What is required
Repeat the listing that follows, character for character, minus the pictures.

== == ==

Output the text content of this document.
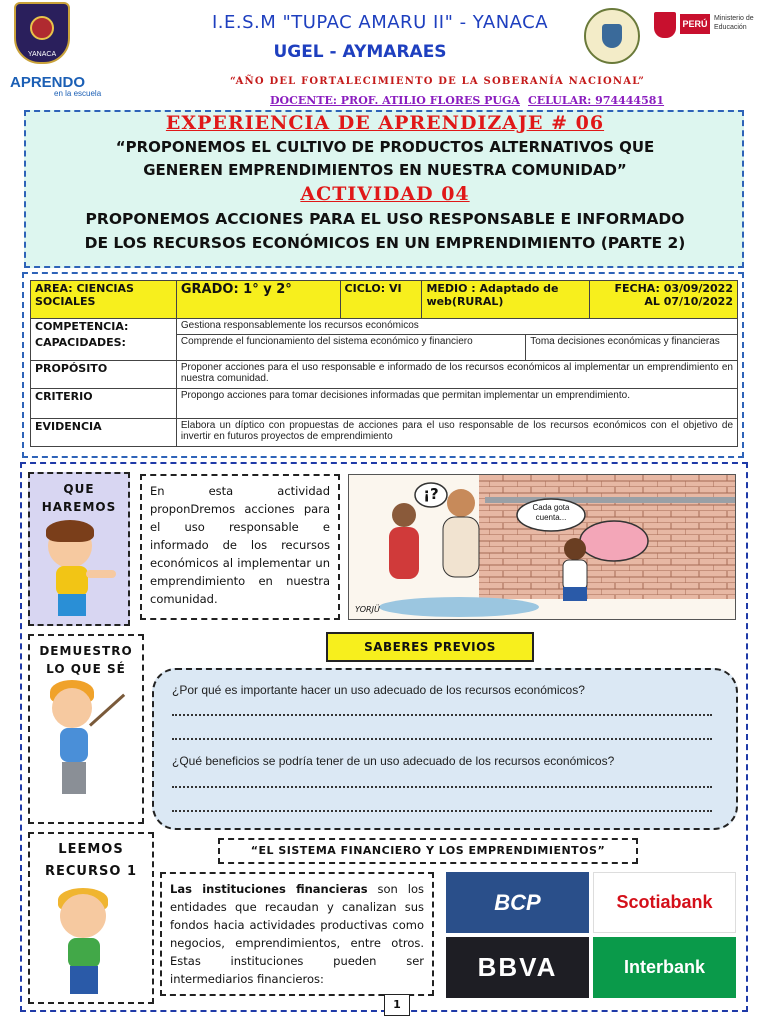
YANACA
APRENDO
en la escuela
I.E.S.M "TUPAC AMARU II" - YANACA
UGEL - AYMARAES
PERÚ
Ministerio de Educación
“AÑO DEL FORTALECIMIENTO DE LA SOBERANÍA NACIONAL”
DOCENTE: PROF. ATILIO FLORES PUGA CELULAR: 974444581
EXPERIENCIA DE APRENDIZAJE # 06
“PROPONEMOS EL CULTIVO DE PRODUCTOS ALTERNATIVOS QUE
GENEREN EMPRENDIMIENTOS EN NUESTRA COMUNIDAD”
ACTIVIDAD 04
PROPONEMOS ACCIONES PARA EL USO RESPONSABLE E INFORMADO
DE LOS RECURSOS ECONÓMICOS EN UN EMPRENDIMIENTO (PARTE 2)
AREA: CIENCIAS SOCIALES	GRADO: 1° y 2°	CICLO: VI	MEDIO : Adaptado de web(RURAL)		FECHA: 03/09/2022
AL 07/10/2022

COMPETENCIA:	Gestiona responsablemente los recursos económicos				
CAPACIDADES:	Comprende el funcionamiento del sistema económico y financiero			Toma decisiones económicas y financieras	
PROPÓSITO	Proponer acciones para el uso responsable e informado de los recursos económicos al implementar un emprendimiento en nuestra comunidad.				
CRITERIO	Propongo acciones para tomar decisiones informadas que permitan implementar un emprendimiento.				
EVIDENCIA	Elabora un díptico con propuestas de acciones para el uso responsable de los recursos económicos con el objetivo de invertir en futuros proyectos de emprendimiento				
QUE
HAREMOS
En esta actividad proponDremos acciones para el uso responsable e informado de los recursos económicos al implementar un emprendimiento en nuestra comunidad.
¡?
Cada gota cuenta...
YORJÜ
DEMUESTRO
LO QUE SÉ
SABERES PREVIOS
¿Por qué es importante hacer un uso adecuado de los recursos económicos?
¿Qué beneficios se podría tener de un uso adecuado de los recursos económicos?
LEEMOS
RECURSO 1
“EL SISTEMA FINANCIERO Y LOS EMPRENDIMIENTOS”
Las instituciones financieras son los entidades que recaudan y canalizan sus fondos hacia actividades productivas como negocios, emprendimientos, entre otros. Estas instituciones pueden ser intermediarios financieros:
BCP	Scotiabank
BBVA	Interbank
1
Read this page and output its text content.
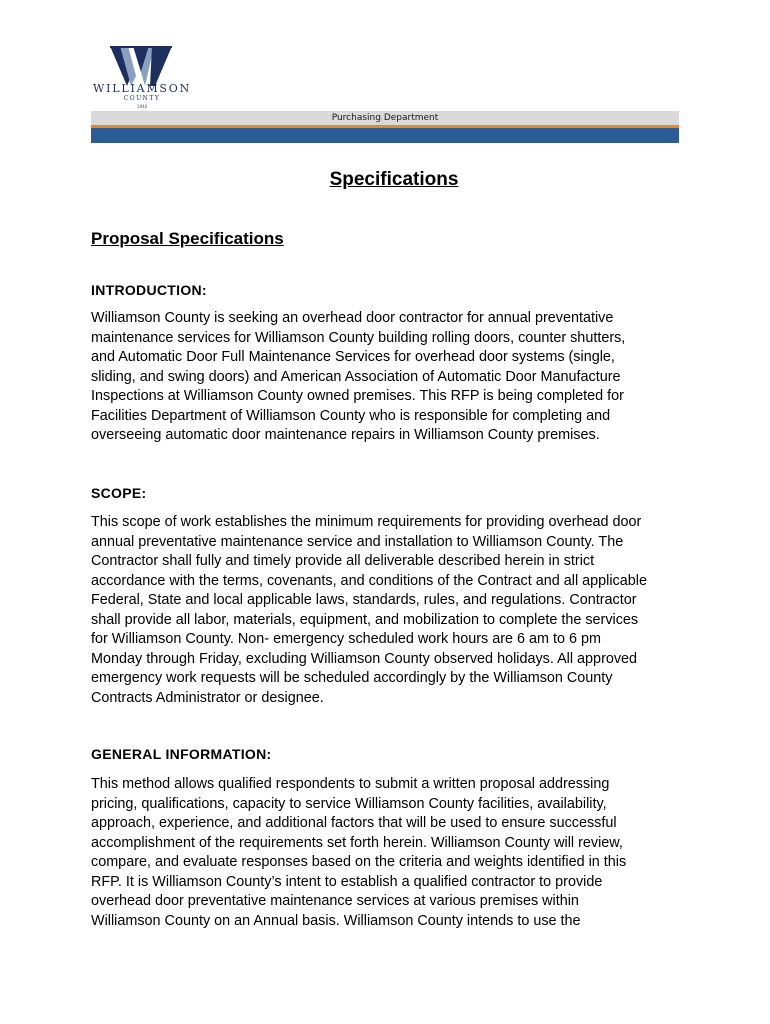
WILLIAMSON
COUNTY
1848
Purchasing Department
Specifications
Proposal Specifications
INTRODUCTION:
Williamson County is seeking an overhead door contractor for annual preventative
maintenance services for Williamson County building rolling doors, counter shutters,
and Automatic Door Full Maintenance Services for overhead door systems (single,
sliding, and swing doors) and American Association of Automatic Door Manufacture
Inspections at Williamson County owned premises. This RFP is being completed for
Facilities Department of Williamson County who is responsible for completing and
overseeing automatic door maintenance repairs in Williamson County premises.
SCOPE:
This scope of work establishes the minimum requirements for providing overhead door
annual preventative maintenance service and installation to Williamson County. The
Contractor shall fully and timely provide all deliverable described herein in strict
accordance with the terms, covenants, and conditions of the Contract and all applicable
Federal, State and local applicable laws, standards, rules, and regulations. Contractor
shall provide all labor, materials, equipment, and mobilization to complete the services
for Williamson County. Non- emergency scheduled work hours are 6 am to 6 pm
Monday through Friday, excluding Williamson County observed holidays. All approved
emergency work requests will be scheduled accordingly by the Williamson County
Contracts Administrator or designee.
GENERAL INFORMATION:
This method allows qualified respondents to submit a written proposal addressing
pricing, qualifications, capacity to service Williamson County facilities, availability,
approach, experience, and additional factors that will be used to ensure successful
accomplishment of the requirements set forth herein. Williamson County will review,
compare, and evaluate responses based on the criteria and weights identified in this
RFP. It is Williamson County’s intent to establish a qualified contractor to provide
overhead door preventative maintenance services at various premises within
Williamson County on an Annual basis. Williamson County intends to use the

== == ==

Reply to the exercise
Output the text content of this document.
YANACA
APRENDO
en la escuela
I.E.S.M "TUPAC AMARU II" - YANACA
UGEL - AYMARAES
PERÚ
Ministerio de Educación
“AÑO DEL FORTALECIMIENTO DE LA SOBERANÍA NACIONAL”
DOCENTE: PROF. ATILIO FLORES PUGA CELULAR: 974444581
EXPERIENCIA DE APRENDIZAJE # 06
“PROPONEMOS EL CULTIVO DE PRODUCTOS ALTERNATIVOS QUE
GENEREN EMPRENDIMIENTOS EN NUESTRA COMUNIDAD”
ACTIVIDAD 04
PROPONEMOS ACCIONES PARA EL USO RESPONSABLE E INFORMADO
DE LOS RECURSOS ECONÓMICOS EN UN EMPRENDIMIENTO (PARTE 2)
AREA: CIENCIAS SOCIALES	GRADO: 1° y 2°	CICLO: VI	MEDIO : Adaptado de web(RURAL)		FECHA: 03/09/2022
AL 07/10/2022

COMPETENCIA:	Gestiona responsablemente los recursos económicos				
CAPACIDADES:	Comprende el funcionamiento del sistema económico y financiero			Toma decisiones económicas y financieras	
PROPÓSITO	Proponer acciones para el uso responsable e informado de los recursos económicos al implementar un emprendimiento en nuestra comunidad.				
CRITERIO	Propongo acciones para tomar decisiones informadas que permitan implementar un emprendimiento.				
EVIDENCIA	Elabora un díptico con propuestas de acciones para el uso responsable de los recursos económicos con el objetivo de invertir en futuros proyectos de emprendimiento				
QUE
HAREMOS
En esta actividad proponDremos acciones para el uso responsable e informado de los recursos económicos al implementar un emprendimiento en nuestra comunidad.
¡?
Cada gota cuenta...
YORJÜ
DEMUESTRO
LO QUE SÉ
SABERES PREVIOS
¿Por qué es importante hacer un uso adecuado de los recursos económicos?
¿Qué beneficios se podría tener de un uso adecuado de los recursos económicos?
LEEMOS
RECURSO 1
“EL SISTEMA FINANCIERO Y LOS EMPRENDIMIENTOS”
Las instituciones financieras son los entidades que recaudan y canalizan sus fondos hacia actividades productivas como negocios, emprendimientos, entre otros. Estas instituciones pueden ser intermediarios financieros:
BCP	Scotiabank
BBVA	Interbank
1
Read this page and output its text content.
WILLIAMSON
COUNTY
1848
Purchasing Department
Specifications
Proposal Specifications
INTRODUCTION:
Williamson County is seeking an overhead door contractor for annual preventative
maintenance services for Williamson County building rolling doors, counter shutters,
and Automatic Door Full Maintenance Services for overhead door systems (single,
sliding, and swing doors) and American Association of Automatic Door Manufacture
Inspections at Williamson County owned premises. This RFP is being completed for
Facilities Department of Williamson County who is responsible for completing and
overseeing automatic door maintenance repairs in Williamson County premises.
SCOPE:
This scope of work establishes the minimum requirements for providing overhead door
annual preventative maintenance service and installation to Williamson County. The
Contractor shall fully and timely provide all deliverable described herein in strict
accordance with the terms, covenants, and conditions of the Contract and all applicable
Federal, State and local applicable laws, standards, rules, and regulations. Contractor
shall provide all labor, materials, equipment, and mobilization to complete the services
for Williamson County. Non- emergency scheduled work hours are 6 am to 6 pm
Monday through Friday, excluding Williamson County observed holidays. All approved
emergency work requests will be scheduled accordingly by the Williamson County
Contracts Administrator or designee.
GENERAL INFORMATION:
This method allows qualified respondents to submit a written proposal addressing
pricing, qualifications, capacity to service Williamson County facilities, availability,
approach, experience, and additional factors that will be used to ensure successful
accomplishment of the requirements set forth herein. Williamson County will review,
compare, and evaluate responses based on the criteria and weights identified in this
RFP. It is Williamson County’s intent to establish a qualified contractor to provide
overhead door preventative maintenance services at various premises within
Williamson County on an Annual basis. Williamson County intends to use the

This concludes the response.